* Required action *
Every line containing "included" should be identified and copied from the data below.

##########

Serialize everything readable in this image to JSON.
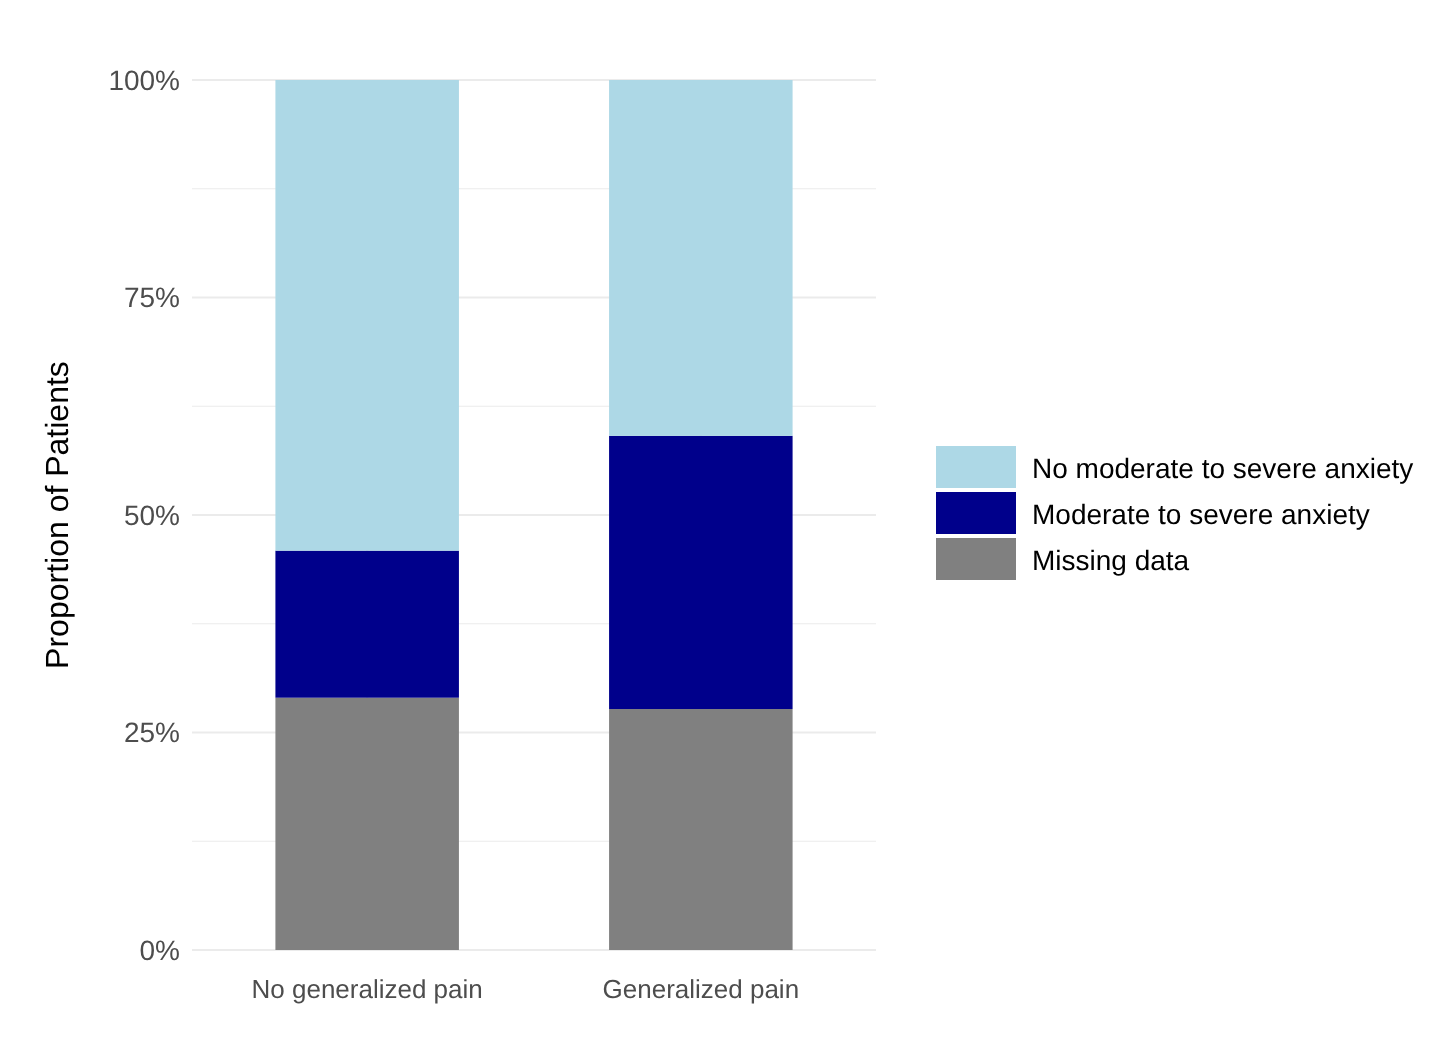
{
  "chart_data": {
    "type": "bar",
    "stacked": true,
    "ylabel": "Proportion of Patients",
    "categories": [
      "No generalized pain",
      "Generalized pain"
    ],
    "series": [
      {
        "name": "Missing data",
        "color": "#808080",
        "values": [
          29.0,
          27.7
        ]
      },
      {
        "name": "Moderate to severe anxiety",
        "color": "#00008b",
        "values": [
          16.9,
          31.4
        ]
      },
      {
        "name": "No moderate to severe anxiety",
        "color": "#add8e6",
        "values": [
          54.1,
          40.9
        ]
      }
    ],
    "ylim": [
      0,
      100
    ],
    "yticks": [
      {
        "value": 0,
        "label": "0%"
      },
      {
        "value": 12.5,
        "label": null
      },
      {
        "value": 25,
        "label": "25%"
      },
      {
        "value": 37.5,
        "label": null
      },
      {
        "value": 50,
        "label": "50%"
      },
      {
        "value": 62.5,
        "label": null
      },
      {
        "value": 75,
        "label": "75%"
      },
      {
        "value": 87.5,
        "label": null
      },
      {
        "value": 100,
        "label": "100%"
      }
    ],
    "grid": true,
    "legend": "right"
  }
}
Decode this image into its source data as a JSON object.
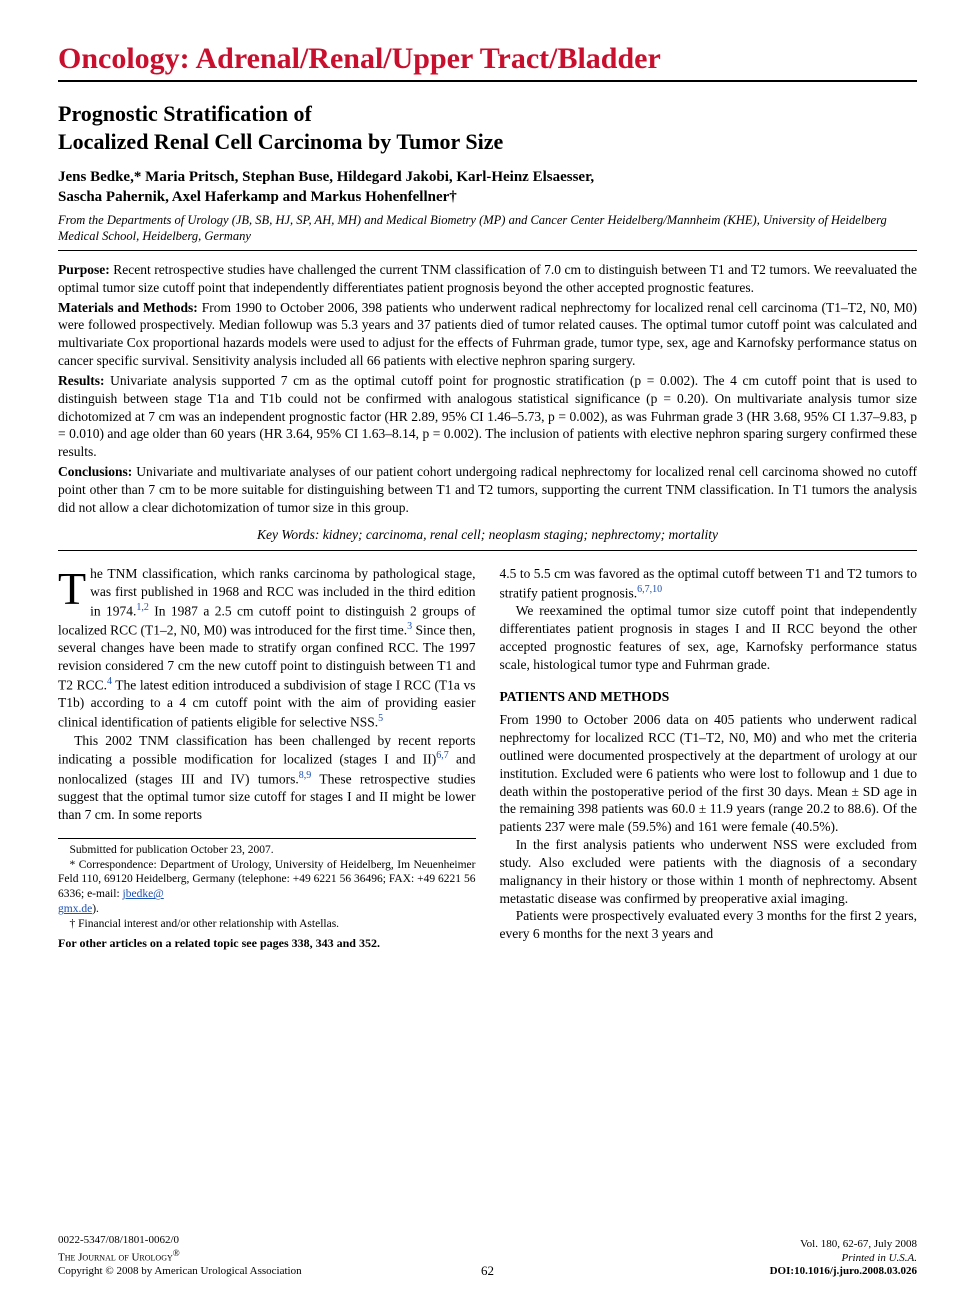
{
  "colors": {
    "section_header": "#c8102e",
    "text": "#000000",
    "link": "#1a4fb3",
    "background": "#ffffff"
  },
  "typography": {
    "section_header_size": 30,
    "title_size": 22,
    "author_size": 15,
    "body_size": 13.5,
    "footnote_size": 11.5,
    "footer_size": 11
  },
  "header": {
    "section": "Oncology: Adrenal/Renal/Upper Tract/Bladder"
  },
  "article": {
    "title_line1": "Prognostic Stratification of",
    "title_line2": "Localized Renal Cell Carcinoma by Tumor Size",
    "authors_line1": "Jens Bedke,* Maria Pritsch, Stephan Buse, Hildegard Jakobi, Karl-Heinz Elsaesser,",
    "authors_line2": "Sascha Pahernik, Axel Haferkamp and Markus Hohenfellner†",
    "affiliation": "From the Departments of Urology (JB, SB, HJ, SP, AH, MH) and Medical Biometry (MP) and Cancer Center Heidelberg/Mannheim (KHE), University of Heidelberg Medical School, Heidelberg, Germany"
  },
  "abstract": {
    "purpose_label": "Purpose:",
    "purpose": " Recent retrospective studies have challenged the current TNM classification of 7.0 cm to distinguish between T1 and T2 tumors. We reevaluated the optimal tumor size cutoff point that independently differentiates patient prognosis beyond the other accepted prognostic features.",
    "methods_label": "Materials and Methods:",
    "methods": " From 1990 to October 2006, 398 patients who underwent radical nephrectomy for localized renal cell carcinoma (T1–T2, N0, M0) were followed prospectively. Median followup was 5.3 years and 37 patients died of tumor related causes. The optimal tumor cutoff point was calculated and multivariate Cox proportional hazards models were used to adjust for the effects of Fuhrman grade, tumor type, sex, age and Karnofsky performance status on cancer specific survival. Sensitivity analysis included all 66 patients with elective nephron sparing surgery.",
    "results_label": "Results:",
    "results": " Univariate analysis supported 7 cm as the optimal cutoff point for prognostic stratification (p = 0.002). The 4 cm cutoff point that is used to distinguish between stage T1a and T1b could not be confirmed with analogous statistical significance (p = 0.20). On multivariate analysis tumor size dichotomized at 7 cm was an independent prognostic factor (HR 2.89, 95% CI 1.46–5.73, p = 0.002), as was Fuhrman grade 3 (HR 3.68, 95% CI 1.37–9.83, p = 0.010) and age older than 60 years (HR 3.64, 95% CI 1.63–8.14, p = 0.002). The inclusion of patients with elective nephron sparing surgery confirmed these results.",
    "conclusions_label": "Conclusions:",
    "conclusions": " Univariate and multivariate analyses of our patient cohort undergoing radical nephrectomy for localized renal cell carcinoma showed no cutoff point other than 7 cm to be more suitable for distinguishing between T1 and T2 tumors, supporting the current TNM classification. In T1 tumors the analysis did not allow a clear dichotomization of tumor size in this group.",
    "keywords": "Key Words: kidney; carcinoma, renal cell; neoplasm staging; nephrectomy; mortality"
  },
  "body": {
    "left": {
      "p1a": "he TNM classification, which ranks carcinoma by pathological stage, was first published in 1968 and RCC was included in the third edition in 1974.",
      "p1b": " In 1987 a 2.5 cm cutoff point to distinguish 2 groups of localized RCC (T1–2, N0, M0) was introduced for the first time.",
      "p1c": " Since then, several changes have been made to stratify organ confined RCC. The 1997 revision considered 7 cm the new cutoff point to distinguish between T1 and T2 RCC.",
      "p1d": " The latest edition introduced a subdivision of stage I RCC (T1a vs T1b) according to a 4 cm cutoff point with the aim of providing easier clinical identification of patients eligible for selective NSS.",
      "p2a": "This 2002 TNM classification has been challenged by recent reports indicating a possible modification for localized (stages I and II)",
      "p2b": " and nonlocalized (stages III and IV) tumors.",
      "p2c": " These retrospective studies suggest that the optimal tumor size cutoff for stages I and II might be lower than 7 cm. In some reports",
      "refs": {
        "r12": "1,2",
        "r3": "3",
        "r4": "4",
        "r5": "5",
        "r67": "6,7",
        "r89": "8,9",
        "r6710": "6,7,10"
      }
    },
    "right": {
      "p1": "4.5 to 5.5 cm was favored as the optimal cutoff between T1 and T2 tumors to stratify patient prognosis.",
      "p2": "We reexamined the optimal tumor size cutoff point that independently differentiates patient prognosis in stages I and II RCC beyond the other accepted prognostic features of sex, age, Karnofsky performance status scale, histological tumor type and Fuhrman grade.",
      "methods_head": "PATIENTS AND METHODS",
      "p3": "From 1990 to October 2006 data on 405 patients who underwent radical nephrectomy for localized RCC (T1–T2, N0, M0) and who met the criteria outlined were documented prospectively at the department of urology at our institution. Excluded were 6 patients who were lost to followup and 1 due to death within the postoperative period of the first 30 days. Mean ± SD age in the remaining 398 patients was 60.0 ± 11.9 years (range 20.2 to 88.6). Of the patients 237 were male (59.5%) and 161 were female (40.5%).",
      "p4": "In the first analysis patients who underwent NSS were excluded from study. Also excluded were patients with the diagnosis of a secondary malignancy in their history or those within 1 month of nephrectomy. Absent metastatic disease was confirmed by preoperative axial imaging.",
      "p5": "Patients were prospectively evaluated every 3 months for the first 2 years, every 6 months for the next 3 years and"
    }
  },
  "footnotes": {
    "submitted": "Submitted for publication October 23, 2007.",
    "correspondence": "* Correspondence: Department of Urology, University of Heidelberg, Im Neuenheimer Feld 110, 69120 Heidelberg, Germany (telephone: +49 6221 56 36496; FAX: +49 6221 56 6336; e-mail: ",
    "email1": "jbedke@",
    "email2": "gmx.de",
    "email_close": ").",
    "dagger": "† Financial interest and/or other relationship with Astellas.",
    "related": "For other articles on a related topic see pages 338, 343 and 352."
  },
  "footer": {
    "issn": "0022-5347/08/1801-0062/0",
    "journal": "The Journal of Urology",
    "reg": "®",
    "copyright": "Copyright © 2008 by American Urological Association",
    "page": "62",
    "volume": "Vol. 180, 62-67, July 2008",
    "printed": "Printed in U.S.A.",
    "doi_label": "DOI:",
    "doi": "10.1016/j.juro.2008.03.026"
  }
}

##########

* Exercise result *
    "methods": " From 1990 to October 2006, 398 patients who underwent radical nephrectomy for localized renal cell carcinoma (T1–T2, N0, M0) were followed prospectively. Median followup was 5.3 years and 37 patients died of tumor related causes. The optimal tumor cutoff point was calculated and multivariate Cox proportional hazards models were used to adjust for the effects of Fuhrman grade, tumor type, sex, age and Karnofsky performance status on cancer specific survival. Sensitivity analysis included all 66 patients with elective nephron sparing surgery.",
      "p1a": "he TNM classification, which ranks carcinoma by pathological stage, was first published in 1968 and RCC was included in the third edition in 1974.",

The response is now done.